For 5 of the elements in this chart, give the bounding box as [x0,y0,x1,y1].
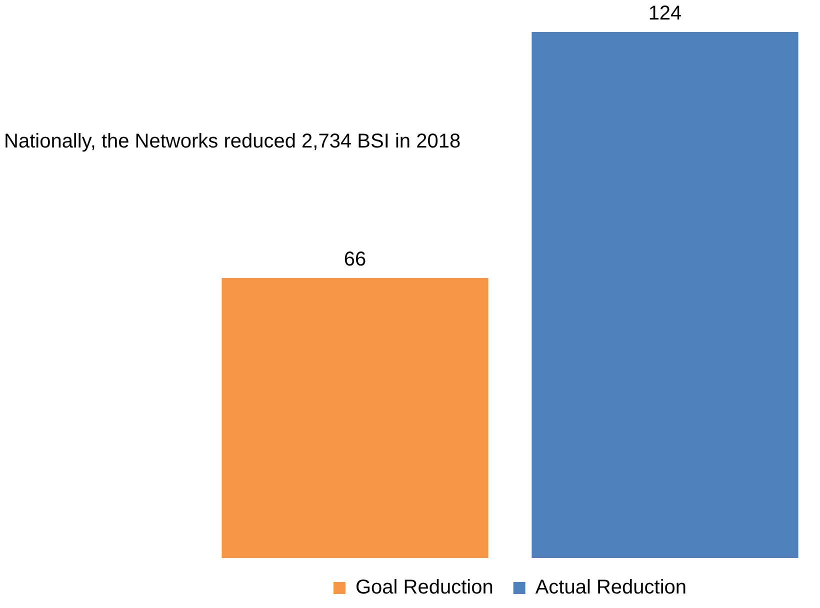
data-label: 66 [344,248,366,271]
annotation: Nationally, the Networks reduced 2,734 BSI in 2018 [4,130,461,153]
data-label: 124 [648,2,682,25]
legend-label: Actual Reduction [535,576,687,599]
legend-label: Goal Reduction [355,576,494,599]
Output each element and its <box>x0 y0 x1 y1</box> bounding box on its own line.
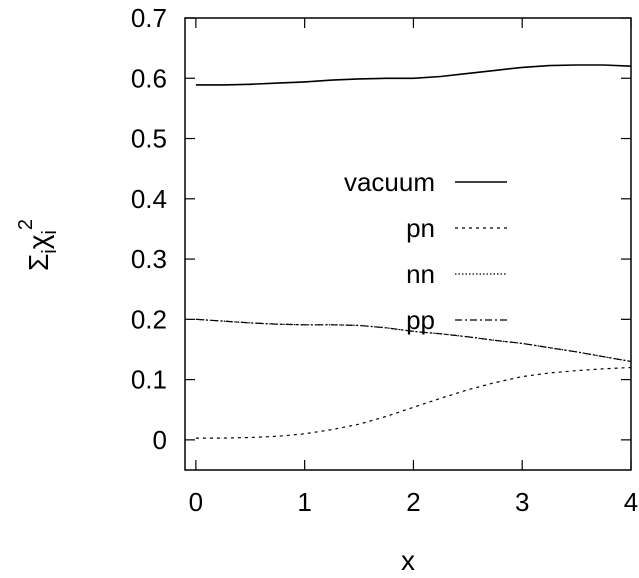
y-axis-title-base: Σ <box>23 254 54 271</box>
series-line-vacuum <box>195 64 632 86</box>
x-axis-title: x <box>401 545 415 576</box>
y-tick-label: 0.2 <box>131 304 167 334</box>
plot-frame <box>184 17 632 471</box>
y-tick-label: 0.1 <box>131 365 167 395</box>
series-lines <box>195 64 632 439</box>
y-tick-label: 0.6 <box>131 63 167 93</box>
legend-label-vacuum: vacuum <box>344 167 435 197</box>
x-tick-label: 4 <box>624 487 638 517</box>
y-tick-label: 0.3 <box>131 244 167 274</box>
y-axis-title: Σiχi2 <box>15 219 61 271</box>
axis-ticks: 0 0.1 0.2 0.3 0.4 0.5 0.6 0.7 0 1 2 3 4 <box>131 3 638 517</box>
x-tick-label: 3 <box>515 487 529 517</box>
y-tick-label: 0.4 <box>131 184 167 214</box>
y-axis-title-mid: χ <box>23 234 54 249</box>
y-axis-title-sup: 2 <box>15 219 37 230</box>
svg-text:Σiχi2: Σiχi2 <box>15 219 61 271</box>
x-tick-label: 1 <box>297 487 311 517</box>
series-line-pp <box>195 318 632 363</box>
y-tick-label: 0.7 <box>131 3 167 33</box>
legend-label-pp: pp <box>406 305 435 335</box>
legend-label-nn: nn <box>406 259 435 289</box>
x-tick-label: 2 <box>406 487 420 517</box>
y-tick-label: 0 <box>153 425 167 455</box>
y-tick-label: 0.5 <box>131 124 167 154</box>
y-axis-title-sub2: i <box>39 230 61 234</box>
x-tick-label: 0 <box>189 487 203 517</box>
legend: vacuum pn nn pp <box>344 167 507 335</box>
series-line-pn <box>195 366 632 439</box>
legend-label-pn: pn <box>406 213 435 243</box>
y-axis-title-sub1: i <box>39 249 61 253</box>
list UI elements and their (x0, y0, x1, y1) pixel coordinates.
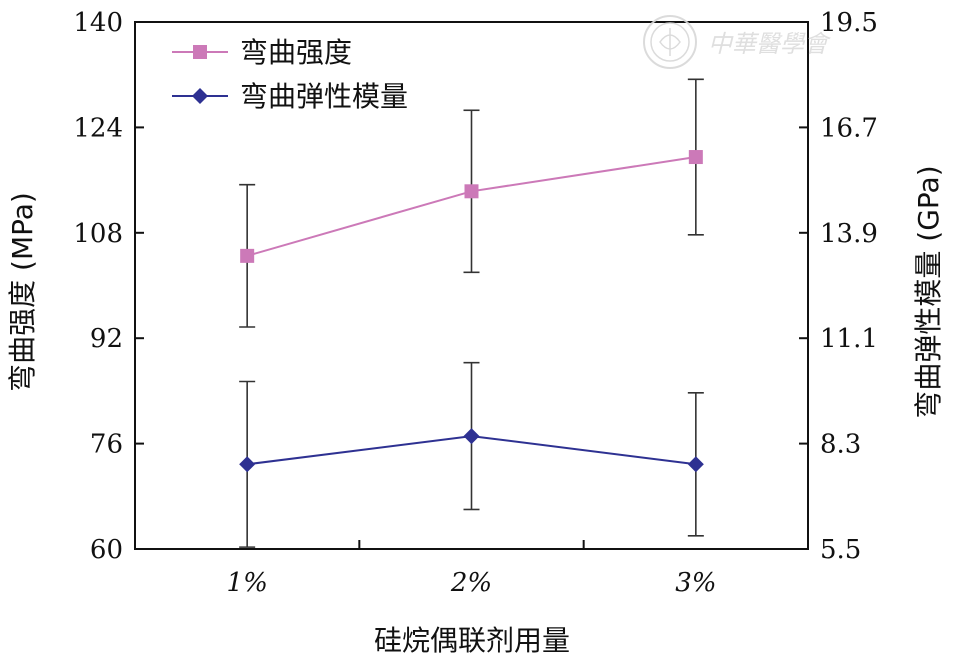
legend-item-strength: 弯曲强度 (172, 36, 352, 69)
y-right-tick-label: 11.1 (820, 324, 878, 354)
y-right-tick-label: 19.5 (820, 8, 878, 38)
data-point-square (240, 248, 255, 263)
x-tick-label: 1% (227, 568, 268, 598)
x-tick-label: 2% (450, 568, 492, 598)
y-left-tick-label: 92 (90, 324, 123, 354)
data-point-square (464, 184, 479, 199)
series-layer (239, 78, 704, 548)
y-left-tick-label: 124 (73, 113, 123, 143)
watermark-text: 中華醫學會 (708, 30, 831, 58)
legend-item-modulus: 弯曲弹性模量 (172, 80, 408, 113)
series-strength (239, 78, 704, 328)
data-point-diamond (687, 456, 704, 473)
square-marker-icon (193, 45, 207, 59)
seal-logo-icon (643, 15, 697, 69)
y-right-tick-label: 8.3 (820, 430, 861, 460)
y-left-tick-label: 76 (90, 430, 123, 460)
y-axis-left-title: 弯曲强度 (MPa) (6, 192, 39, 392)
axes: 60 76 92 108 124 140 5.5 8.3 11.1 13.9 16.7 19.5 1% 2… (73, 8, 878, 598)
plot-frame (134, 21, 809, 550)
x-axis-title: 硅烷偶联剂用量 (374, 624, 570, 657)
y-right-tick-label: 13.9 (820, 219, 878, 249)
watermark: 中華醫學會 (643, 15, 831, 69)
data-point-square (688, 150, 703, 165)
data-point-diamond (239, 456, 256, 473)
y-left-tick-label: 140 (73, 8, 123, 38)
y-left-tick-label: 108 (73, 219, 123, 249)
legend-label-modulus: 弯曲弹性模量 (240, 80, 408, 113)
legend: 弯曲强度 弯曲弹性模量 (172, 36, 408, 113)
x-tick-label: 3% (675, 568, 716, 598)
y-right-tick-label: 16.7 (820, 113, 878, 143)
legend-label-strength: 弯曲强度 (240, 36, 352, 69)
y-axis-right-title: 弯曲弹性模量 (GPa) (912, 165, 945, 418)
series-modulus (239, 361, 704, 548)
y-right-tick-label: 5.5 (820, 535, 861, 565)
diamond-marker-icon (192, 88, 208, 104)
data-point-diamond (463, 428, 480, 445)
y-left-tick-label: 60 (90, 535, 123, 565)
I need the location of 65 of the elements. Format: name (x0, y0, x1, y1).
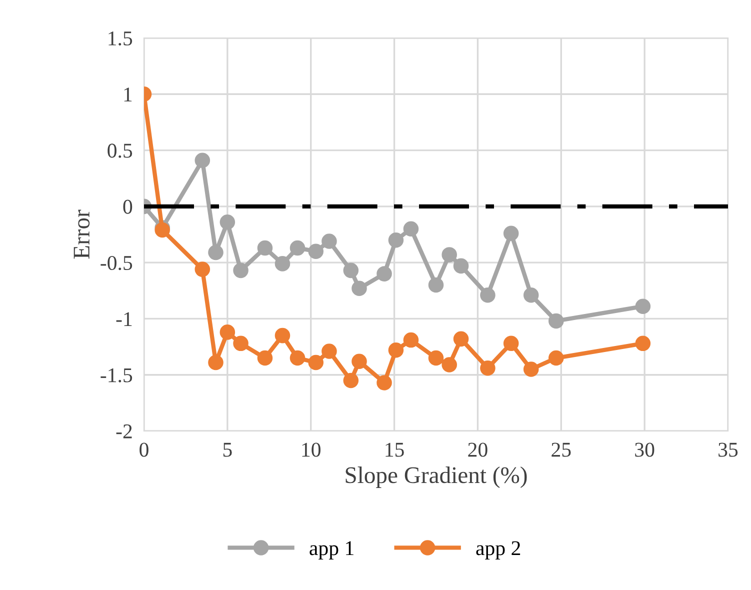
x-tick-label: 25 (552, 442, 571, 457)
point (290, 350, 306, 366)
point (274, 328, 290, 344)
point (208, 354, 224, 370)
point (352, 354, 367, 370)
point (480, 360, 496, 376)
point (343, 262, 359, 278)
y-tick-label: 1.5 (108, 31, 132, 46)
point (274, 256, 290, 272)
point (635, 336, 651, 352)
x-tick-label: 30 (635, 442, 654, 457)
point (220, 214, 236, 230)
x-tick-label: 0 (140, 442, 148, 457)
point (290, 240, 306, 256)
point (548, 350, 564, 366)
point (308, 244, 324, 259)
x-tick-label: 20 (468, 442, 488, 457)
point (194, 152, 210, 168)
point (503, 336, 519, 352)
legend-label: app 2 (476, 541, 520, 560)
point (480, 287, 496, 303)
y-tick-label: 0.5 (108, 144, 132, 158)
legend-label: app 1 (310, 541, 354, 560)
point (388, 342, 404, 358)
point (343, 372, 359, 388)
y-axis-title: Error (74, 210, 90, 259)
point (233, 336, 248, 352)
x-axis-title: Slope Gradient (%) (346, 466, 527, 488)
point (376, 266, 392, 282)
point (388, 232, 404, 248)
point (233, 262, 248, 278)
y-tick-label: -1 (116, 312, 132, 326)
point (453, 331, 469, 347)
point (523, 362, 539, 377)
point (503, 226, 519, 242)
point (308, 354, 324, 370)
point (154, 222, 170, 238)
point (322, 234, 337, 249)
y-tick-label: -1.5 (100, 368, 132, 382)
point (208, 244, 224, 260)
x-tick-label: 35 (718, 442, 738, 457)
point (322, 344, 337, 359)
point (257, 240, 273, 256)
point (442, 247, 457, 262)
point (194, 262, 210, 277)
point (220, 324, 236, 340)
point (548, 313, 564, 329)
point (442, 357, 457, 372)
point (352, 280, 367, 296)
y-tick-label: 0 (123, 200, 132, 214)
point (257, 350, 273, 366)
point (635, 298, 651, 314)
point (428, 350, 444, 366)
y-tick-label: -2 (116, 424, 132, 438)
y-tick-label: -0.5 (100, 256, 132, 270)
point (403, 221, 419, 237)
x-tick-label: 15 (386, 442, 404, 457)
point (403, 332, 419, 348)
x-tick-label: 10 (302, 442, 320, 457)
point (523, 287, 539, 303)
point (376, 375, 392, 390)
x-tick-label: 5 (223, 442, 232, 457)
point (453, 258, 469, 274)
y-tick-label: 1 (124, 88, 132, 102)
point (428, 277, 444, 293)
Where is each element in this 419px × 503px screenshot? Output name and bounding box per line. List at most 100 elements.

# # # # #

REQUIRED WORK: Rewrite all the records above, replacing every occurrence of "y-tick-label" with "y-axis-tick-label" and keeping everything else unchanged. Leave the pictures out of your answer.

CORRECT RESULT:
For 5 of the elements in this chart, give the bounding box as [x0,y0,x1,y1].
data-label: 66 [344,248,366,271]
annotation: Nationally, the Networks reduced 2,734 BSI in 2018 [4,130,461,153]
data-label: 124 [648,2,682,25]
legend-label: Actual Reduction [535,576,687,599]
legend-label: Goal Reduction [355,576,494,599]
Output each element and its <box>x0 y0 x1 y1</box> bounding box on its own line.
y-axis-title-base: Σ <box>23 254 54 271</box>
series-line-vacuum <box>195 64 632 86</box>
x-axis-title: x <box>401 545 415 576</box>
y-axis-tick-label: 0.2 <box>131 304 167 334</box>
plot-frame <box>184 17 632 471</box>
y-axis-tick-label: 0.1 <box>131 365 167 395</box>
series-lines <box>195 64 632 439</box>
y-axis-tick-label: 0.6 <box>131 63 167 93</box>
legend-label-vacuum: vacuum <box>344 167 435 197</box>
x-tick-label: 4 <box>624 487 638 517</box>
y-axis-tick-label: 0.3 <box>131 244 167 274</box>
y-axis-title: Σiχi2 <box>15 219 61 271</box>
axis-ticks: 0 0.1 0.2 0.3 0.4 0.5 0.6 0.7 0 1 2 3 4 <box>131 3 638 517</box>
x-tick-label: 3 <box>515 487 529 517</box>
y-axis-tick-label: 0.4 <box>131 184 167 214</box>
y-axis-title-mid: χ <box>23 234 54 249</box>
y-axis-title-sup: 2 <box>15 219 37 230</box>
svg-text:Σiχi2: Σiχi2 <box>15 219 61 271</box>
x-tick-label: 1 <box>297 487 311 517</box>
series-line-pp <box>195 318 632 363</box>
y-axis-tick-label: 0.7 <box>131 3 167 33</box>
legend-label-pp: pp <box>406 305 435 335</box>
legend-label-nn: nn <box>406 259 435 289</box>
x-tick-label: 2 <box>406 487 420 517</box>
y-axis-tick-label: 0 <box>153 425 167 455</box>
y-axis-tick-label: 0.5 <box>131 124 167 154</box>
y-axis-title-sub2: i <box>39 230 61 234</box>
x-tick-label: 0 <box>189 487 203 517</box>
legend: vacuum pn nn pp <box>344 167 507 335</box>
series-line-pn <box>195 366 632 439</box>
legend-label-pn: pn <box>406 213 435 243</box>
y-axis-title-sub1: i <box>39 249 61 253</box>
list UI elements and their (x0, y0, x1, y1) pixel coordinates.
legend-item-strength: 弯曲强度 (172, 36, 352, 69)
y-right-tick-label: 11.1 (820, 324, 878, 354)
y-right-tick-label: 19.5 (820, 8, 878, 38)
data-point-square (240, 248, 255, 263)
x-tick-label: 1% (227, 568, 268, 598)
x-tick-label: 2% (450, 568, 492, 598)
y-left-tick-label: 92 (90, 324, 123, 354)
data-point-square (464, 184, 479, 199)
series-layer (239, 78, 704, 548)
y-left-tick-label: 124 (73, 113, 123, 143)
watermark-text: 中華醫學會 (708, 30, 831, 58)
legend-item-modulus: 弯曲弹性模量 (172, 80, 408, 113)
series-strength (239, 78, 704, 328)
data-point-diamond (687, 456, 704, 473)
square-marker-icon (193, 45, 207, 59)
seal-logo-icon (643, 15, 697, 69)
y-right-tick-label: 8.3 (820, 430, 861, 460)
y-left-tick-label: 76 (90, 430, 123, 460)
y-axis-left-title: 弯曲强度 (MPa) (6, 192, 39, 392)
axes: 60 76 92 108 124 140 5.5 8.3 11.1 13.9 16.7 19.5 1% 2… (73, 8, 878, 598)
plot-frame (134, 21, 809, 550)
x-axis-title: 硅烷偶联剂用量 (374, 624, 570, 657)
y-right-tick-label: 13.9 (820, 219, 878, 249)
watermark: 中華醫學會 (643, 15, 831, 69)
data-point-square (688, 150, 703, 165)
data-point-diamond (239, 456, 256, 473)
y-left-tick-label: 140 (73, 8, 123, 38)
y-left-tick-label: 108 (73, 219, 123, 249)
legend-label-modulus: 弯曲弹性模量 (240, 80, 408, 113)
legend: 弯曲强度 弯曲弹性模量 (172, 36, 408, 113)
x-tick-label: 3% (675, 568, 716, 598)
y-right-tick-label: 16.7 (820, 113, 878, 143)
legend-label-strength: 弯曲强度 (240, 36, 352, 69)
y-axis-right-title: 弯曲弹性模量 (GPa) (912, 165, 945, 418)
series-modulus (239, 361, 704, 548)
y-right-tick-label: 5.5 (820, 535, 861, 565)
diamond-marker-icon (192, 88, 208, 104)
data-point-diamond (463, 428, 480, 445)
y-left-tick-label: 60 (90, 535, 123, 565)
I need the location of 65 of the elements. Format: name (x0, y0, x1, y1).
x-tick-label: 25 (552, 442, 571, 457)
point (290, 350, 306, 366)
point (274, 328, 290, 344)
point (208, 354, 224, 370)
point (352, 354, 367, 370)
point (480, 360, 496, 376)
point (343, 262, 359, 278)
y-axis-tick-label: 1.5 (108, 31, 132, 46)
point (274, 256, 290, 272)
point (635, 336, 651, 352)
x-tick-label: 30 (635, 442, 654, 457)
point (220, 214, 236, 230)
x-tick-label: 0 (140, 442, 148, 457)
point (290, 240, 306, 256)
point (548, 350, 564, 366)
point (308, 244, 324, 259)
x-tick-label: 20 (468, 442, 488, 457)
point (194, 152, 210, 168)
point (503, 336, 519, 352)
legend-label: app 2 (476, 541, 520, 560)
point (480, 287, 496, 303)
y-axis-tick-label: 0.5 (108, 144, 132, 158)
legend-label: app 1 (310, 541, 354, 560)
point (388, 342, 404, 358)
point (343, 372, 359, 388)
y-axis-title: Error (74, 210, 90, 259)
point (233, 336, 248, 352)
x-axis-title: Slope Gradient (%) (346, 466, 527, 488)
point (376, 266, 392, 282)
point (388, 232, 404, 248)
point (233, 262, 248, 278)
y-axis-tick-label: -1 (116, 312, 132, 326)
point (453, 331, 469, 347)
point (523, 362, 539, 377)
point (503, 226, 519, 242)
point (308, 354, 324, 370)
point (154, 222, 170, 238)
point (322, 234, 337, 249)
y-axis-tick-label: -1.5 (100, 368, 132, 382)
point (208, 244, 224, 260)
x-tick-label: 35 (718, 442, 738, 457)
point (322, 344, 337, 359)
point (257, 240, 273, 256)
point (442, 247, 457, 262)
point (194, 262, 210, 277)
point (220, 324, 236, 340)
point (548, 313, 564, 329)
point (442, 357, 457, 372)
point (352, 280, 367, 296)
y-axis-tick-label: 0 (123, 200, 132, 214)
point (257, 350, 273, 366)
point (635, 298, 651, 314)
point (428, 350, 444, 366)
y-axis-tick-label: -2 (116, 424, 132, 438)
y-axis-tick-label: -0.5 (100, 256, 132, 270)
point (403, 221, 419, 237)
x-tick-label: 15 (386, 442, 404, 457)
point (403, 332, 419, 348)
x-tick-label: 10 (302, 442, 320, 457)
point (523, 287, 539, 303)
point (376, 375, 392, 390)
x-tick-label: 5 (223, 442, 232, 457)
point (453, 258, 469, 274)
y-axis-tick-label: 1 (124, 88, 132, 102)
point (428, 277, 444, 293)
Where is each element in this 419px × 503px screenshot? Output name and bounding box per line. List at most 100 elements.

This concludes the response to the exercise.